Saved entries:
--*--
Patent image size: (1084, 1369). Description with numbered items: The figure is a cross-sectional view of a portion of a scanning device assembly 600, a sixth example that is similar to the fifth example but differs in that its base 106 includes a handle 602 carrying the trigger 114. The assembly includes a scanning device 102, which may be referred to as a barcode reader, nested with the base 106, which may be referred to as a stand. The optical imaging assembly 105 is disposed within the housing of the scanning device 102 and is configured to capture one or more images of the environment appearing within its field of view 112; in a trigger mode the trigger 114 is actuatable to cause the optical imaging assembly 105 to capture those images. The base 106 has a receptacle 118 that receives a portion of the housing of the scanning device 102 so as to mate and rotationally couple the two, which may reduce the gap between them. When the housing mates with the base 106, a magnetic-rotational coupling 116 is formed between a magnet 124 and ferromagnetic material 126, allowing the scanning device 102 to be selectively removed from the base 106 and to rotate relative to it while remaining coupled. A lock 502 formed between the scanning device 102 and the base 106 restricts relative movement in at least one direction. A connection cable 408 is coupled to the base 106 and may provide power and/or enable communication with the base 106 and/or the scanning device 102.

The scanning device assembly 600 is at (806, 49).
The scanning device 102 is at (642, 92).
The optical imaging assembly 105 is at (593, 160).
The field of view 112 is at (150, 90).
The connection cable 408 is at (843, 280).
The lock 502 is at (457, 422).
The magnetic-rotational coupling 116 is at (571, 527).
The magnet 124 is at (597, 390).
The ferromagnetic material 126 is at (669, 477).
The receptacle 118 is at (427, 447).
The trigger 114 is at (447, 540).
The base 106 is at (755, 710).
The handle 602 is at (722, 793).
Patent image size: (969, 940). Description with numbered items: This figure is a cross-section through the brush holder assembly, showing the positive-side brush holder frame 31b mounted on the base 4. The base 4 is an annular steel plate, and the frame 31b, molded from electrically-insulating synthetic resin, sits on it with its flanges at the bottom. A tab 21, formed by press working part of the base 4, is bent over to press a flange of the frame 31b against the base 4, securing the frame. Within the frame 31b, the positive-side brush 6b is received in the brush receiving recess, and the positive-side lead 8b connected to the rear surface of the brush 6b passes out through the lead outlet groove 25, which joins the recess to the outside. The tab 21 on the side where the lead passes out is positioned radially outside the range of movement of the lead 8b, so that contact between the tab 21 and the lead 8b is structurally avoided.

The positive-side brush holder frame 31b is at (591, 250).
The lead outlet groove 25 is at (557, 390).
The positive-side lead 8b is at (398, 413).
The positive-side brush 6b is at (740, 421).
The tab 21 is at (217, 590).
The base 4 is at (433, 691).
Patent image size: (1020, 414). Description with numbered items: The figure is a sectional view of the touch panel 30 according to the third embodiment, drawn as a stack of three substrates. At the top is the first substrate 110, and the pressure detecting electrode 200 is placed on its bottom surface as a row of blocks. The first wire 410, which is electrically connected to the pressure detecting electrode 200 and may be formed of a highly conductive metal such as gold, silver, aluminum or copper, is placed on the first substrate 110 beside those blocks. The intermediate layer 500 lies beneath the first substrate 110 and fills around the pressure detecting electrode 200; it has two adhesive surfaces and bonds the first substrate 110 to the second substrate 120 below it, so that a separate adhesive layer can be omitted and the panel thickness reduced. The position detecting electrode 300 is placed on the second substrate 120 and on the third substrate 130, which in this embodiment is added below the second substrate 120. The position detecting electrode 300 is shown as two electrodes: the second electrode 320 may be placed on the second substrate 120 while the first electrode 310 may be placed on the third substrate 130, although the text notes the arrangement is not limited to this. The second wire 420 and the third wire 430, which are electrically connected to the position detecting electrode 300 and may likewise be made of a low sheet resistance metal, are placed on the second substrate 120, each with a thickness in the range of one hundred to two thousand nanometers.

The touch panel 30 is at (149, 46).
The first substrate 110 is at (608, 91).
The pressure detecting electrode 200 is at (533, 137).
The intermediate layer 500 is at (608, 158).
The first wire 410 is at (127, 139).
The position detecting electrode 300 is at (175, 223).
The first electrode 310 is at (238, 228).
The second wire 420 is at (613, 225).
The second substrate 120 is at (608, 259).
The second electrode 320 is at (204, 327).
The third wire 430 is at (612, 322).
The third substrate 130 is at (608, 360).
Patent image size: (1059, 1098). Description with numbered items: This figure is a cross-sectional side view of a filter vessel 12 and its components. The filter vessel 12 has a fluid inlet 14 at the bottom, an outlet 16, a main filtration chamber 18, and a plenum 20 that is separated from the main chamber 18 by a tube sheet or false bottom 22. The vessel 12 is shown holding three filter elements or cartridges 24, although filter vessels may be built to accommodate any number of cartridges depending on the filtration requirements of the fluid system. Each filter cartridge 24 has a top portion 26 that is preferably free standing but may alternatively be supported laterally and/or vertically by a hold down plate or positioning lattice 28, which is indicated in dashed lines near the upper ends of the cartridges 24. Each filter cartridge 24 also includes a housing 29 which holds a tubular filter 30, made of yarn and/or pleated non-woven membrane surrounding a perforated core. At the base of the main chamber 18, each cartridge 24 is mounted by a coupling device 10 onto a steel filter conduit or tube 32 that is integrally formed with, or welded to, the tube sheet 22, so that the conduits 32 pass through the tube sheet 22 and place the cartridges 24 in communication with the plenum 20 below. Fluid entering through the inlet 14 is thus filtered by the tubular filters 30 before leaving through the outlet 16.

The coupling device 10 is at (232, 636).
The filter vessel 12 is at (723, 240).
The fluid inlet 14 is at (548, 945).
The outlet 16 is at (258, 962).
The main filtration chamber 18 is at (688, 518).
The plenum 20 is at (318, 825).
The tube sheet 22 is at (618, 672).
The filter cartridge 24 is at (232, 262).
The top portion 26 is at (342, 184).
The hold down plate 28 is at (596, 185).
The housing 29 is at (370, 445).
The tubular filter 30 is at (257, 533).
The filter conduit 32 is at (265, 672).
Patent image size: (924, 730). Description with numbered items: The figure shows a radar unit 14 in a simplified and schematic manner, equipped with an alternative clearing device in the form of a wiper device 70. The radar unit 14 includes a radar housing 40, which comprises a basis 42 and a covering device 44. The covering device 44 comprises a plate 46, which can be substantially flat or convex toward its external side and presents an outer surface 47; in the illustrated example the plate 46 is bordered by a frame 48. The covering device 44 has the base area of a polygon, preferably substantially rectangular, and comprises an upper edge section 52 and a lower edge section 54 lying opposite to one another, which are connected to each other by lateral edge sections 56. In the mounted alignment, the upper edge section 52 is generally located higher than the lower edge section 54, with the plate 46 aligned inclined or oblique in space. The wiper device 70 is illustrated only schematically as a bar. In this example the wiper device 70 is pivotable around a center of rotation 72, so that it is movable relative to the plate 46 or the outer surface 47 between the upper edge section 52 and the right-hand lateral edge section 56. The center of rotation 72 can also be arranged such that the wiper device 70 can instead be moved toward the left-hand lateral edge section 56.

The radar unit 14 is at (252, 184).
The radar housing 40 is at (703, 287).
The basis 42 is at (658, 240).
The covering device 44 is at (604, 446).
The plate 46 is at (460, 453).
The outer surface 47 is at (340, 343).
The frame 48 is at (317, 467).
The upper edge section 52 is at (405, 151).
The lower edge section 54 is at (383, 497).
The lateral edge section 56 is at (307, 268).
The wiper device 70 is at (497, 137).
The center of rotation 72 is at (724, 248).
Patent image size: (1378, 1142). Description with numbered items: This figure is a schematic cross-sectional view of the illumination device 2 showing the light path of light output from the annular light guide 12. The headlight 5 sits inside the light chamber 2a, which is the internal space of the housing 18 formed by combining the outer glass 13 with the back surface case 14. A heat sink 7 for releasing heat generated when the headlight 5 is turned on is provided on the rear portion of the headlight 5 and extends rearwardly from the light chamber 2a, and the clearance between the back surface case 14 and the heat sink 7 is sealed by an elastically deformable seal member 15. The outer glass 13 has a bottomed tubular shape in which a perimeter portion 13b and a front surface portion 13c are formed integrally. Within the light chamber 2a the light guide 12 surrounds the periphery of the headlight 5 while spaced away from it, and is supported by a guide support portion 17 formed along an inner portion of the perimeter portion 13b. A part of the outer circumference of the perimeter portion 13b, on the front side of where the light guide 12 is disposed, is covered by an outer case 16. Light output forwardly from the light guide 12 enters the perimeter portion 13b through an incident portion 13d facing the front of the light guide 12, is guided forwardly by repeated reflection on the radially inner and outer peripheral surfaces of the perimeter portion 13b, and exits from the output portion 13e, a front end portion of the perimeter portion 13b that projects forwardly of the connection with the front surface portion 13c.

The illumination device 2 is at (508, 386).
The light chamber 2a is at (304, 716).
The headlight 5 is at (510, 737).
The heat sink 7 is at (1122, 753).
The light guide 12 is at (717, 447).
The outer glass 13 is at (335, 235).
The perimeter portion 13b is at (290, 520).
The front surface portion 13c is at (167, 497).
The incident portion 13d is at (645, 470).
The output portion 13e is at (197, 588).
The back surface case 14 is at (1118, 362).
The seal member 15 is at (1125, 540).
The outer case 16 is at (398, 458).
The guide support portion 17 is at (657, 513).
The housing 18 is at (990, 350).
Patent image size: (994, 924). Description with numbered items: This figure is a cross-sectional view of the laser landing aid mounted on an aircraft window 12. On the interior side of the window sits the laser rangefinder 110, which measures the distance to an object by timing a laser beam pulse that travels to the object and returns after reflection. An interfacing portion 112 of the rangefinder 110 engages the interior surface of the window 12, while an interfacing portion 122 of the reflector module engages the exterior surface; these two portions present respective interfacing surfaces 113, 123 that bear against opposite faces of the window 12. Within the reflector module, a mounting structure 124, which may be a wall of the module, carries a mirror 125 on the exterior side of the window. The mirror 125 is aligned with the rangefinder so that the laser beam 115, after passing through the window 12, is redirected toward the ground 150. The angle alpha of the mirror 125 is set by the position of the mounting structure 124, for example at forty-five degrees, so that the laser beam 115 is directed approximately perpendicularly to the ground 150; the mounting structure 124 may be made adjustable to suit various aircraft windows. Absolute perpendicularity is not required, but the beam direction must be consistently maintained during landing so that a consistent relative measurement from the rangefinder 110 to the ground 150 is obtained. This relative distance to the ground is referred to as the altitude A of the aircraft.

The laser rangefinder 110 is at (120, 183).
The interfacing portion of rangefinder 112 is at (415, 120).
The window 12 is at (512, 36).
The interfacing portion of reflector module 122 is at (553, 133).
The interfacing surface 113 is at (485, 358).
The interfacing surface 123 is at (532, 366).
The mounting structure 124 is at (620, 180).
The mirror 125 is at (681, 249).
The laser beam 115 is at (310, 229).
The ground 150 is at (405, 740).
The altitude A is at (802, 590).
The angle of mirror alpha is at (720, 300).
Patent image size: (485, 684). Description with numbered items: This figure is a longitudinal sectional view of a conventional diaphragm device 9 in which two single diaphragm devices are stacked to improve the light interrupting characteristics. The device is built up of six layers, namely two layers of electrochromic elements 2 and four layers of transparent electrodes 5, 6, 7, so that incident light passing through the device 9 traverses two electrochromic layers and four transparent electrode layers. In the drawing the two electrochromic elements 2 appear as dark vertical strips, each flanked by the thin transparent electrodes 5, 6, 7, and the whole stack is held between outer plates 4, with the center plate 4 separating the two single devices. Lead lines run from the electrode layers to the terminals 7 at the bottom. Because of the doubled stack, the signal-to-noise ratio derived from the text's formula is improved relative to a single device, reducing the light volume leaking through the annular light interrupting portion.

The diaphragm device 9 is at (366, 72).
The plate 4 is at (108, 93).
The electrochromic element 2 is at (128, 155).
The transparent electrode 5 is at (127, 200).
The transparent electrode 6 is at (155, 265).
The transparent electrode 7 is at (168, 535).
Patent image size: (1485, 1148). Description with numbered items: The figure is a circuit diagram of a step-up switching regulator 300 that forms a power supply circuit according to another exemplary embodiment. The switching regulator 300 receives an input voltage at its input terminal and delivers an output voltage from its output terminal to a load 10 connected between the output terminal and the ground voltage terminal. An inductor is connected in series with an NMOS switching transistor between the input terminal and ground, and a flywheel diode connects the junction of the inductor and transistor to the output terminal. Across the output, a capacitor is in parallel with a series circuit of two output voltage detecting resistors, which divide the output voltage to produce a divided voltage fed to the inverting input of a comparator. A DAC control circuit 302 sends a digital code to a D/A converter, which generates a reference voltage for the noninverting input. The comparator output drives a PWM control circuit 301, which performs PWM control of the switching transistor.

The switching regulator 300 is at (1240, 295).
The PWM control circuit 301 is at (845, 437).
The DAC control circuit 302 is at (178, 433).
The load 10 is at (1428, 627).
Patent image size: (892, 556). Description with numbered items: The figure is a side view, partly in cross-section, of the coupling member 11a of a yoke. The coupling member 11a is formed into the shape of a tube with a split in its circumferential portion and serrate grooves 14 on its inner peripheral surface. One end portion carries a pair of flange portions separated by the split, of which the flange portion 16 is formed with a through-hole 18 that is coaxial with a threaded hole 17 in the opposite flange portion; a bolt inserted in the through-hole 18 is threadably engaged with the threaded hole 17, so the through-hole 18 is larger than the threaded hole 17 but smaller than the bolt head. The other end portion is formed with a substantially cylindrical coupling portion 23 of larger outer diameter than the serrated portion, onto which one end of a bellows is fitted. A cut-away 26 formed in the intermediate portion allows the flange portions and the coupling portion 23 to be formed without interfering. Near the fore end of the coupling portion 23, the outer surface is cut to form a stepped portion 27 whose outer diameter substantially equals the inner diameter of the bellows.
--*--
OBJECTIVE:
Rewrite the part of the records that opens with the line containing "Patent image size: (994, 924)." and closes with the line containing "The angle of mirror alpha is at (720, 300).", changing "landing aid" to "approach aid" and leaving everything else unchanged.

THE RESPONSE:
Patent image size: (994, 924). Description with numbered items: This figure is a cross-sectional view of the laser approach aid mounted on an aircraft window 12. On the interior side of the window sits the laser rangefinder 110, which measures the distance to an object by timing a laser beam pulse that travels to the object and returns after reflection. An interfacing portion 112 of the rangefinder 110 engages the interior surface of the window 12, while an interfacing portion 122 of the reflector module engages the exterior surface; these two portions present respective interfacing surfaces 113, 123 that bear against opposite faces of the window 12. Within the reflector module, a mounting structure 124, which may be a wall of the module, carries a mirror 125 on the exterior side of the window. The mirror 125 is aligned with the rangefinder so that the laser beam 115, after passing through the window 12, is redirected toward the ground 150. The angle alpha of the mirror 125 is set by the position of the mounting structure 124, for example at forty-five degrees, so that the laser beam 115 is directed approximately perpendicularly to the ground 150; the mounting structure 124 may be made adjustable to suit various aircraft windows. Absolute perpendicularity is not required, but the beam direction must be consistently maintained during landing so that a consistent relative measurement from the rangefinder 110 to the ground 150 is obtained. This relative distance to the ground is referred to as the altitude A of the aircraft.

The laser rangefinder 110 is at (120, 183).
The interfacing portion of rangefinder 112 is at (415, 120).
The window 12 is at (512, 36).
The interfacing portion of reflector module 122 is at (553, 133).
The interfacing surface 113 is at (485, 358).
The interfacing surface 123 is at (532, 366).
The mounting structure 124 is at (620, 180).
The mirror 125 is at (681, 249).
The laser beam 115 is at (310, 229).
The ground 150 is at (405, 740).
The altitude A is at (802, 590).
The angle of mirror alpha is at (720, 300).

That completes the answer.